> Written request
Quote word for word the records that begin with the line containing "Itemize the components" and end with the line containing "365, 183, 379]", including both of those lines.

> Data listing
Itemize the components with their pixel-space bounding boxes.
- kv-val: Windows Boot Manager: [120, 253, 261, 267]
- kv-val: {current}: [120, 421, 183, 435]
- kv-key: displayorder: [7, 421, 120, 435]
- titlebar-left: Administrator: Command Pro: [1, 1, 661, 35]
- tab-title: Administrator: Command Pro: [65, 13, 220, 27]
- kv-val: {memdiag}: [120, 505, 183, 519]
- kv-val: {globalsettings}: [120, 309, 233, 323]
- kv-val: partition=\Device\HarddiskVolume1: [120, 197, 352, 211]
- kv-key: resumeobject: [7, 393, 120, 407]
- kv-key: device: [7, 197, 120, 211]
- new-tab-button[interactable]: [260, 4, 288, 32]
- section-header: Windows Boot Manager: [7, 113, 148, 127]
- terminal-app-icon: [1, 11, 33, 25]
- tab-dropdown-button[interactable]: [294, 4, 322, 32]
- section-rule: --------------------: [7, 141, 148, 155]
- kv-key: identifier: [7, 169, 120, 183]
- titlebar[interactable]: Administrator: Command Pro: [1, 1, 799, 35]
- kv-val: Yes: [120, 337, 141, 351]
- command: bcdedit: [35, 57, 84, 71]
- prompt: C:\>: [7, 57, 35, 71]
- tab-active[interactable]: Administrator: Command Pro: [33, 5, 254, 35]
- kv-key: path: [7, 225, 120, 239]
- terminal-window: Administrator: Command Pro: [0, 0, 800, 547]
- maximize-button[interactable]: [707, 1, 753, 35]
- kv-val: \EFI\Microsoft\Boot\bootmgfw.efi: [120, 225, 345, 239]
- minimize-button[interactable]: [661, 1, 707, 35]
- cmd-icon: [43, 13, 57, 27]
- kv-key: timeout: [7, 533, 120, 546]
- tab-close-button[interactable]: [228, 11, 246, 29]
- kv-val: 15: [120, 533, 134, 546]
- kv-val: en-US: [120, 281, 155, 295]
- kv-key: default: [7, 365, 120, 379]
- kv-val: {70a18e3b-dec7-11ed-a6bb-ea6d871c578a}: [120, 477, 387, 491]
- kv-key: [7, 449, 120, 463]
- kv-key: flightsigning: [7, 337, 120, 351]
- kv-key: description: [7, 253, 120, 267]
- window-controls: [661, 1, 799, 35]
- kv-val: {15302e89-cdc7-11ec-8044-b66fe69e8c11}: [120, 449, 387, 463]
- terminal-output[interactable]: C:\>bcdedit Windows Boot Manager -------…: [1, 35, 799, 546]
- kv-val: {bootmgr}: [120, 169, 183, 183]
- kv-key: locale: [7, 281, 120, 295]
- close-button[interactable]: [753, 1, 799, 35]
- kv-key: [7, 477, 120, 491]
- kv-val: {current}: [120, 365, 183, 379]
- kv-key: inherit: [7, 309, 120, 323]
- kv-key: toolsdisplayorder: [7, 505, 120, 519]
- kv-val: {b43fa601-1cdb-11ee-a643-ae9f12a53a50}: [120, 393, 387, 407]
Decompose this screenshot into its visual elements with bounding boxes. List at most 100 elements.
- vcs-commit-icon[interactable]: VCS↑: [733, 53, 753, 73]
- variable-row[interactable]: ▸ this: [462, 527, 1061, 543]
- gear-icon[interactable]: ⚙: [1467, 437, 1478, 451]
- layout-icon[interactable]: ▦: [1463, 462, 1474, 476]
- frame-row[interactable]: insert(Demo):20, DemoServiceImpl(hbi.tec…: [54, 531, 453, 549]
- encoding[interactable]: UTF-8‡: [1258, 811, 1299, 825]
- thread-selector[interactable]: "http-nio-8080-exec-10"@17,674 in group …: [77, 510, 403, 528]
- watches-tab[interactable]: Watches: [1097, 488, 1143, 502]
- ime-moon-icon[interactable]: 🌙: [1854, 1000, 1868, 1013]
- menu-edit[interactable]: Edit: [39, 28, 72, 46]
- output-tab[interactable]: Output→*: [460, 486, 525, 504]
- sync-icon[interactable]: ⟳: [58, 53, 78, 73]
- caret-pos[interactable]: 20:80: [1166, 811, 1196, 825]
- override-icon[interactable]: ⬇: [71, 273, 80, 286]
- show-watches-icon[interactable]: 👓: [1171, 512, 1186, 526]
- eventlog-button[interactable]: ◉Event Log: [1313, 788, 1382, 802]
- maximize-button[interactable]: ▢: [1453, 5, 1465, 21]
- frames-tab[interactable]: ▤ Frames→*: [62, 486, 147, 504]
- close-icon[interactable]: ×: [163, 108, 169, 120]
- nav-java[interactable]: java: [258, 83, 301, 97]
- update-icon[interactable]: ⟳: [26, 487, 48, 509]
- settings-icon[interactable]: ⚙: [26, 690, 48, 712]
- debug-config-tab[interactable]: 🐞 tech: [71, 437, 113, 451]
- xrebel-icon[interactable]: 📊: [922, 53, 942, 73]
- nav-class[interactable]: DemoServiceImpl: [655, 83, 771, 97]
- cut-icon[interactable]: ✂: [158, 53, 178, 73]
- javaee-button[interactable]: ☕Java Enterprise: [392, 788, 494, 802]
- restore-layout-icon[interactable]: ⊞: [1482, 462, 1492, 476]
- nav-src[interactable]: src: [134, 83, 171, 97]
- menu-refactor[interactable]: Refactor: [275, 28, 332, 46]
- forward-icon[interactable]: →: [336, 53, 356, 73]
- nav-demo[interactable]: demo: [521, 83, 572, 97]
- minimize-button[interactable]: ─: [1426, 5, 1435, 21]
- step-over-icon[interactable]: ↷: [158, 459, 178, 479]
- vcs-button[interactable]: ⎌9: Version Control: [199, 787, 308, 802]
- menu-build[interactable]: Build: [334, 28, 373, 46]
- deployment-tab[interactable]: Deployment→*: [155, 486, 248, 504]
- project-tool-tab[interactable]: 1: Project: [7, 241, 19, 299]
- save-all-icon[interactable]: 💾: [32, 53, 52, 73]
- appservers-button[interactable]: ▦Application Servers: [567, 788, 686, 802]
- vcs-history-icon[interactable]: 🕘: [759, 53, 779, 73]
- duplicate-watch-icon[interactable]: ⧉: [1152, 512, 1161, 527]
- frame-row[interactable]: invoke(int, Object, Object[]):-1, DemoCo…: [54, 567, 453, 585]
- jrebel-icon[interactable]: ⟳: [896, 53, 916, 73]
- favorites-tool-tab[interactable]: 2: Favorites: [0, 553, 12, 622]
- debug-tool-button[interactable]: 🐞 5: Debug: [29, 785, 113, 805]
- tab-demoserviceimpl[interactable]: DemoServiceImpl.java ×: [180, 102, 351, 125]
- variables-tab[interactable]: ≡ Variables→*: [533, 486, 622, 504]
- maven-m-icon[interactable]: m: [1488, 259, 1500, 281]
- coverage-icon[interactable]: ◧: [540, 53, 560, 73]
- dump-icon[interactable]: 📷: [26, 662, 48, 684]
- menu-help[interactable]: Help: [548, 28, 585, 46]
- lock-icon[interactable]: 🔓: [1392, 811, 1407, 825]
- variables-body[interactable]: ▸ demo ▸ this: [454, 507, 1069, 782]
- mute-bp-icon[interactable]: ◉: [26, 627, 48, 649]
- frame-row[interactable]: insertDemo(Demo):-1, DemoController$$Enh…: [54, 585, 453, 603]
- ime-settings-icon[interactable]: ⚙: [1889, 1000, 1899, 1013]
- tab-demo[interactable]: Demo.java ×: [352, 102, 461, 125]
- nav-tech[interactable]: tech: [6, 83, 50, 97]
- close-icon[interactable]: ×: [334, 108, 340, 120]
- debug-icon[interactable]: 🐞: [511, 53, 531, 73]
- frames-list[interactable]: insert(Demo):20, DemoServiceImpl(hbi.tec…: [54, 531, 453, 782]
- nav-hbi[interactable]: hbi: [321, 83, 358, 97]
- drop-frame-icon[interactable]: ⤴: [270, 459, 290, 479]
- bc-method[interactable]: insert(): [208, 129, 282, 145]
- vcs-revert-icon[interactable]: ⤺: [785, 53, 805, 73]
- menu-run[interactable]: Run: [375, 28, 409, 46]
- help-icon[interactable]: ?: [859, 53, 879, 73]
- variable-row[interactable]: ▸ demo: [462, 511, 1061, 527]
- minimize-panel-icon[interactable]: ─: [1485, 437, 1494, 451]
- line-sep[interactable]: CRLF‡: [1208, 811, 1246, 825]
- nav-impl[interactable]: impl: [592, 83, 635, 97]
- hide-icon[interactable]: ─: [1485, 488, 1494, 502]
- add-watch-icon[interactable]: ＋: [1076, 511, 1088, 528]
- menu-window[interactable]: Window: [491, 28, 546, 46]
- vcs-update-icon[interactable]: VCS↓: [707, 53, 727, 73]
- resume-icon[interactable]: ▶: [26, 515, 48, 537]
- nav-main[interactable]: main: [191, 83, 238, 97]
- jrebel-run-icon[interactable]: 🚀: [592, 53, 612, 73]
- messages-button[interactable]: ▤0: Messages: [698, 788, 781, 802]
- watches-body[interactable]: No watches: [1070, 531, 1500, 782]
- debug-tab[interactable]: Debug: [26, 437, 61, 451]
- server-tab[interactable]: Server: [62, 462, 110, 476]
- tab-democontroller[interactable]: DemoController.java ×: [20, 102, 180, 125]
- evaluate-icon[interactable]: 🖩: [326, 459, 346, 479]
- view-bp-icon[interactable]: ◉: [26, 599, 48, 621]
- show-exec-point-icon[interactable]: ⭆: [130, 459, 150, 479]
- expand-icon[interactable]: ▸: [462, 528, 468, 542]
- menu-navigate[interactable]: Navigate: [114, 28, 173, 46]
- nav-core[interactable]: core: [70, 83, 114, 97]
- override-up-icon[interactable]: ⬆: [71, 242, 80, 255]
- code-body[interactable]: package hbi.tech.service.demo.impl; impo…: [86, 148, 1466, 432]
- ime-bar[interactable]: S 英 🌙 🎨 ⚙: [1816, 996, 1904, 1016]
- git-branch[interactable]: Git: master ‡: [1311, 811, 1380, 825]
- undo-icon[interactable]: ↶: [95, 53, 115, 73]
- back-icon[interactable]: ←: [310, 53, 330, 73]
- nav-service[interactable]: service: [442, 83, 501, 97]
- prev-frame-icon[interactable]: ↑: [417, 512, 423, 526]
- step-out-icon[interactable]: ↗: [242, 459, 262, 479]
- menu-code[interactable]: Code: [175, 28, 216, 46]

...

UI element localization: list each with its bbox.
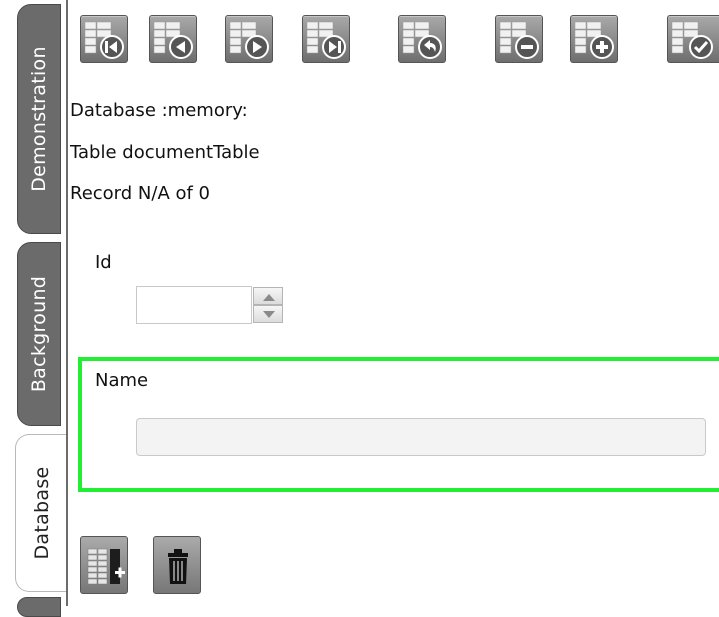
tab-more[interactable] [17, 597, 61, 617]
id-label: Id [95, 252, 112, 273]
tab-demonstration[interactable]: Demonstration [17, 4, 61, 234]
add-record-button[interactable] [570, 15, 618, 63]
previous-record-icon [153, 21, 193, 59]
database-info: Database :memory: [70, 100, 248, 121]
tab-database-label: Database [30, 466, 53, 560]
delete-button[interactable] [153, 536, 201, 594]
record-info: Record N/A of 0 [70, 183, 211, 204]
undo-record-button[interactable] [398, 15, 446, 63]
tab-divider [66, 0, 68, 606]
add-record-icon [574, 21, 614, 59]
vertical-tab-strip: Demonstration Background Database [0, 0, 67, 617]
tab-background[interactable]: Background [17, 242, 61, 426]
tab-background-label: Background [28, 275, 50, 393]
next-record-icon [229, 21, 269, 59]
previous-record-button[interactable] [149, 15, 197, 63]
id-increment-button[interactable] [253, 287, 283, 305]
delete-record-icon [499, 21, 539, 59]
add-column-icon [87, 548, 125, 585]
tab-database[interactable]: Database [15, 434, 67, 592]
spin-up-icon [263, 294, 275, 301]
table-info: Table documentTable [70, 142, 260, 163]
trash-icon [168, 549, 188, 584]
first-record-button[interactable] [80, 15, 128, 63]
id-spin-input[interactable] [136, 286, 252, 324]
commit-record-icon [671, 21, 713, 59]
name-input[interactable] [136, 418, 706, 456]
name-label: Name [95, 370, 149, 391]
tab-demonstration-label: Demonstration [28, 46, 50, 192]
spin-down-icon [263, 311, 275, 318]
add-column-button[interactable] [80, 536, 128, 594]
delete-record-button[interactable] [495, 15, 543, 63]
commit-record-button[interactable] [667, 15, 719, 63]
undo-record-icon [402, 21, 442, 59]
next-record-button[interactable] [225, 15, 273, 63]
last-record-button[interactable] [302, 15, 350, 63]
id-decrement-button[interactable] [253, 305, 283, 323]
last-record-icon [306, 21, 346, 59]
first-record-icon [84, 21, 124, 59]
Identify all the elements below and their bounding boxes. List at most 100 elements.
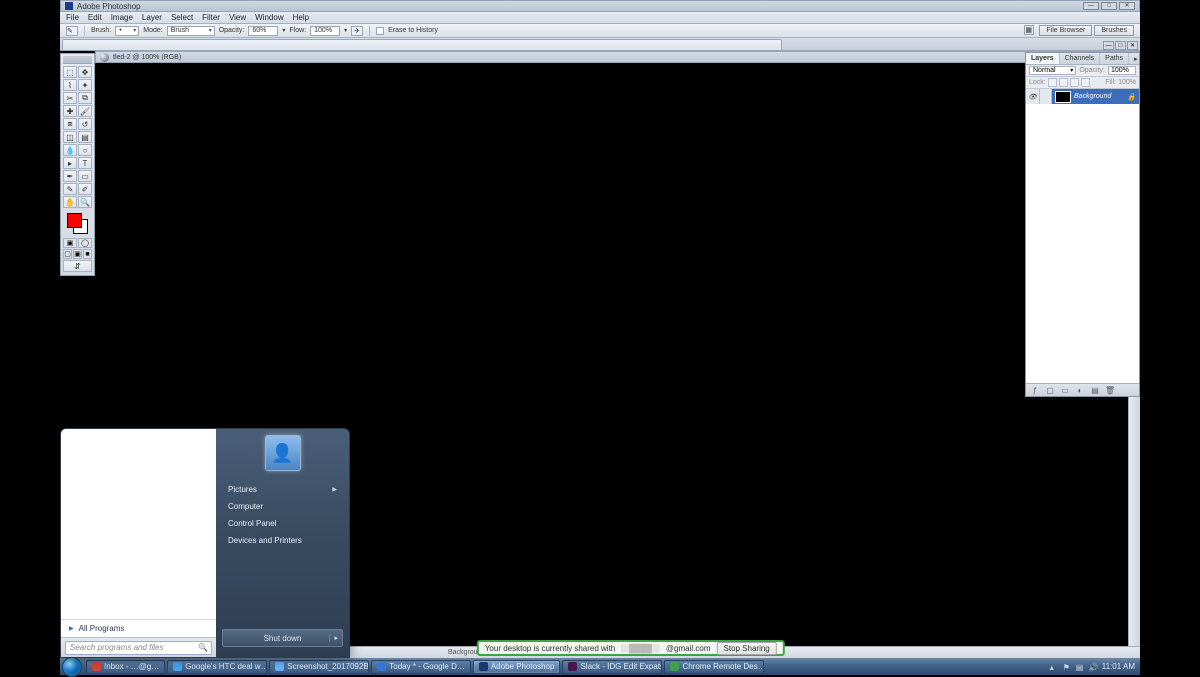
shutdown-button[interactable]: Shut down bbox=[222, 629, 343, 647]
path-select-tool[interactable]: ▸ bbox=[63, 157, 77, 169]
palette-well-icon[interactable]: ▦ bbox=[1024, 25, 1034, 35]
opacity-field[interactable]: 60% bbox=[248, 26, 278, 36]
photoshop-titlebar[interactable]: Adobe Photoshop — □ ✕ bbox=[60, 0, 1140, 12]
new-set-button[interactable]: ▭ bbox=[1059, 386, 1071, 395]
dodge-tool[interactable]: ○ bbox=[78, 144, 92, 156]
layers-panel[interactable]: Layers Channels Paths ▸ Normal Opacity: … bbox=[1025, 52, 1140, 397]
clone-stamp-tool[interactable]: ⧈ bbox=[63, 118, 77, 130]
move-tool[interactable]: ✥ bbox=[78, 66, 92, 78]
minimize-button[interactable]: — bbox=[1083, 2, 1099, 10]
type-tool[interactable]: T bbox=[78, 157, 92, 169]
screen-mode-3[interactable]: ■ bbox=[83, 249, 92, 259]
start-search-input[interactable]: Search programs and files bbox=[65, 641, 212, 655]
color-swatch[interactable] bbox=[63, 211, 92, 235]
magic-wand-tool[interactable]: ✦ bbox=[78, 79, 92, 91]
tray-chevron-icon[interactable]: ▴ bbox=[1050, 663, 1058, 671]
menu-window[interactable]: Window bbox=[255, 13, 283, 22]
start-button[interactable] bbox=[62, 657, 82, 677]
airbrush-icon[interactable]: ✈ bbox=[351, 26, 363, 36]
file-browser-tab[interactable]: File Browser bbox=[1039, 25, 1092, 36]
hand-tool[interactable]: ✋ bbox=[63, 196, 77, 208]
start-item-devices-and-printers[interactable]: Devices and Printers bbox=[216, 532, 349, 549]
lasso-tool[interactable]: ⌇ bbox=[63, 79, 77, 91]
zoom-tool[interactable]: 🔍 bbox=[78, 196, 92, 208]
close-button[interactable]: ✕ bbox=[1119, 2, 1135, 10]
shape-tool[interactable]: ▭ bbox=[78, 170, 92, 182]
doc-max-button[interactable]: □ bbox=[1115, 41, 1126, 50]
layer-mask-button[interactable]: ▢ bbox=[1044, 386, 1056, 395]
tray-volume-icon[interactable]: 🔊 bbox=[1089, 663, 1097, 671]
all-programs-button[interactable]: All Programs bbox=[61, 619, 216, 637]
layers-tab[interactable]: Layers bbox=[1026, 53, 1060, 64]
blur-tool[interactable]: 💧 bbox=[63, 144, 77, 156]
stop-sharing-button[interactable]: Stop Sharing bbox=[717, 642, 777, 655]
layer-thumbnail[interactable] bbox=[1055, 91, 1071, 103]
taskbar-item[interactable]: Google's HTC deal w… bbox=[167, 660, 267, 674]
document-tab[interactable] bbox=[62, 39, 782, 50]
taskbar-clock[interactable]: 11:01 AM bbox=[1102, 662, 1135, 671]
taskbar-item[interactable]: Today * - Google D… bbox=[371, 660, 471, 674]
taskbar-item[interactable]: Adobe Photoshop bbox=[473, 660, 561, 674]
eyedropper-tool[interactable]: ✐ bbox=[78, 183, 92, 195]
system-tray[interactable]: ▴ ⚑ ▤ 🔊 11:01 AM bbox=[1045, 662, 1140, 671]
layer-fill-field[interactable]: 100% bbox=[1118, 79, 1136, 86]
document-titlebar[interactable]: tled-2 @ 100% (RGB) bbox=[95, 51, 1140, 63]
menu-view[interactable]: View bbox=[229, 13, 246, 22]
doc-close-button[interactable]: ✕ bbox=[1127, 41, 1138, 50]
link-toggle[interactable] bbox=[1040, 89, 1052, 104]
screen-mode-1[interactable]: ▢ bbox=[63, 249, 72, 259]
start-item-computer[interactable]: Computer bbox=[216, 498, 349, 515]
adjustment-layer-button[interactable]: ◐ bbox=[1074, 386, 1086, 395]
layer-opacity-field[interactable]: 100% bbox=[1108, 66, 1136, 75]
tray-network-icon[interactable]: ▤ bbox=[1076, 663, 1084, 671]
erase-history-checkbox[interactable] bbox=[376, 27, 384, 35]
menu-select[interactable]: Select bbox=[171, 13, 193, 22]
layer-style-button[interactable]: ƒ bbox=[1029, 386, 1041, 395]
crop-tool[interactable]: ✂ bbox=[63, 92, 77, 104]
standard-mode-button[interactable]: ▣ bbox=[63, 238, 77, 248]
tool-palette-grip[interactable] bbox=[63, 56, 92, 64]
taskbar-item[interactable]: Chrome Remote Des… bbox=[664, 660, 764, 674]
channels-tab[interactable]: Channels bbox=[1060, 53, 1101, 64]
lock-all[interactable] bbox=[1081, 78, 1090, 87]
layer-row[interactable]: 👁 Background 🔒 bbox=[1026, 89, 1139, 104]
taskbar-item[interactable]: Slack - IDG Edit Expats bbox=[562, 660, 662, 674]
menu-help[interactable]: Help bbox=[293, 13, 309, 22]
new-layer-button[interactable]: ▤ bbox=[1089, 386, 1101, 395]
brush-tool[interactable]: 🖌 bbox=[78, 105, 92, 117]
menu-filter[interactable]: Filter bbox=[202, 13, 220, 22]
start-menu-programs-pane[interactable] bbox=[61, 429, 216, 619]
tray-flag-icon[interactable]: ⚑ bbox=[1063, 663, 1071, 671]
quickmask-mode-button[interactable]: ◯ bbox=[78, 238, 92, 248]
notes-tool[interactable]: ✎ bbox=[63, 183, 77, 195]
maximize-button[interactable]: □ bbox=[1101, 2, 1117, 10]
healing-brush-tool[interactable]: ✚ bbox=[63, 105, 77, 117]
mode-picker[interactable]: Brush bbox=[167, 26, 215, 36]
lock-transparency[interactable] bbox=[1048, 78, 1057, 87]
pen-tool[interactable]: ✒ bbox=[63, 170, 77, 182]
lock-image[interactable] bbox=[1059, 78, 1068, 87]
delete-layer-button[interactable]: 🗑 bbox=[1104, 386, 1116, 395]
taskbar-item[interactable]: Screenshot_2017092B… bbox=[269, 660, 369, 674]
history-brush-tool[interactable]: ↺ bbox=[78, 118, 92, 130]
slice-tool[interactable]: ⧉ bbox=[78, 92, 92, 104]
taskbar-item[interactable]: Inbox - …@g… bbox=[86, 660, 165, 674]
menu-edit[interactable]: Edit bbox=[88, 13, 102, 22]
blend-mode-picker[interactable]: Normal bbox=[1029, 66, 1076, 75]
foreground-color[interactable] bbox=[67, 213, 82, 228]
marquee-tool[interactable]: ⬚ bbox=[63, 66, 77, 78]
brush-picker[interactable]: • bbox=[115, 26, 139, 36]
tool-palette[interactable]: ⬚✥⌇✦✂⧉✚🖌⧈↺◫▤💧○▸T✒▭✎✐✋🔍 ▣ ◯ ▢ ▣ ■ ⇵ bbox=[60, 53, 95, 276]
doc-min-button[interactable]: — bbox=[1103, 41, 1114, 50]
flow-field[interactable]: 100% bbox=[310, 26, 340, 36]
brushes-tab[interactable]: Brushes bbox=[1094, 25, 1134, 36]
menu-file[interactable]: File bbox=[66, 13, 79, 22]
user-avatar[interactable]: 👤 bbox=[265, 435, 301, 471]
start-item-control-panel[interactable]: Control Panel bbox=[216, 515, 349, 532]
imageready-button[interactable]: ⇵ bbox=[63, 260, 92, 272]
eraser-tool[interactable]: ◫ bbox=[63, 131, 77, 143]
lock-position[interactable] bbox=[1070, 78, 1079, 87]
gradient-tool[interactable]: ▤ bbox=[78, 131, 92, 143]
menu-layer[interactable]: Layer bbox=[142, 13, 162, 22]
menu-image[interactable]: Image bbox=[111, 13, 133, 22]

> Answer to this problem
Itemize the components with their pixel-space bounding boxes.
- kv-val: Windows Boot Manager: [120, 253, 261, 267]
- kv-val: {current}: [120, 421, 183, 435]
- kv-key: displayorder: [7, 421, 120, 435]
- titlebar-left: Administrator: Command Pro: [1, 1, 661, 35]
- tab-title: Administrator: Command Pro: [65, 13, 220, 27]
- kv-val: {memdiag}: [120, 505, 183, 519]
- kv-val: {globalsettings}: [120, 309, 233, 323]
- kv-val: partition=\Device\HarddiskVolume1: [120, 197, 352, 211]
- kv-key: resumeobject: [7, 393, 120, 407]
- kv-key: device: [7, 197, 120, 211]
- new-tab-button[interactable]: [260, 4, 288, 32]
- section-header: Windows Boot Manager: [7, 113, 148, 127]
- terminal-app-icon: [1, 11, 33, 25]
- tab-dropdown-button[interactable]: [294, 4, 322, 32]
- section-rule: --------------------: [7, 141, 148, 155]
- kv-key: identifier: [7, 169, 120, 183]
- titlebar[interactable]: Administrator: Command Pro: [1, 1, 799, 35]
- kv-val: Yes: [120, 337, 141, 351]
- command: bcdedit: [35, 57, 84, 71]
- prompt: C:\>: [7, 57, 35, 71]
- tab-active[interactable]: Administrator: Command Pro: [33, 5, 254, 35]
- kv-key: path: [7, 225, 120, 239]
- terminal-window: Administrator: Command Pro: [0, 0, 800, 547]
- maximize-button[interactable]: [707, 1, 753, 35]
- kv-val: \EFI\Microsoft\Boot\bootmgfw.efi: [120, 225, 345, 239]
- minimize-button[interactable]: [661, 1, 707, 35]
- cmd-icon: [43, 13, 57, 27]
- kv-key: timeout: [7, 533, 120, 546]
- tab-close-button[interactable]: [228, 11, 246, 29]
- kv-val: 15: [120, 533, 134, 546]
- kv-val: en-US: [120, 281, 155, 295]
- kv-key: default: [7, 365, 120, 379]
- kv-val: {70a18e3b-dec7-11ed-a6bb-ea6d871c578a}: [120, 477, 387, 491]
- kv-key: [7, 449, 120, 463]
- kv-key: flightsigning: [7, 337, 120, 351]
- kv-key: description: [7, 253, 120, 267]
- window-controls: [661, 1, 799, 35]
- kv-val: {15302e89-cdc7-11ec-8044-b66fe69e8c11}: [120, 449, 387, 463]
- terminal-output[interactable]: C:\>bcdedit Windows Boot Manager -------…: [1, 35, 799, 546]
- kv-val: {bootmgr}: [120, 169, 183, 183]
- kv-key: locale: [7, 281, 120, 295]
- close-button[interactable]: [753, 1, 799, 35]
- kv-key: [7, 477, 120, 491]
- kv-val: {current}: [120, 365, 183, 379]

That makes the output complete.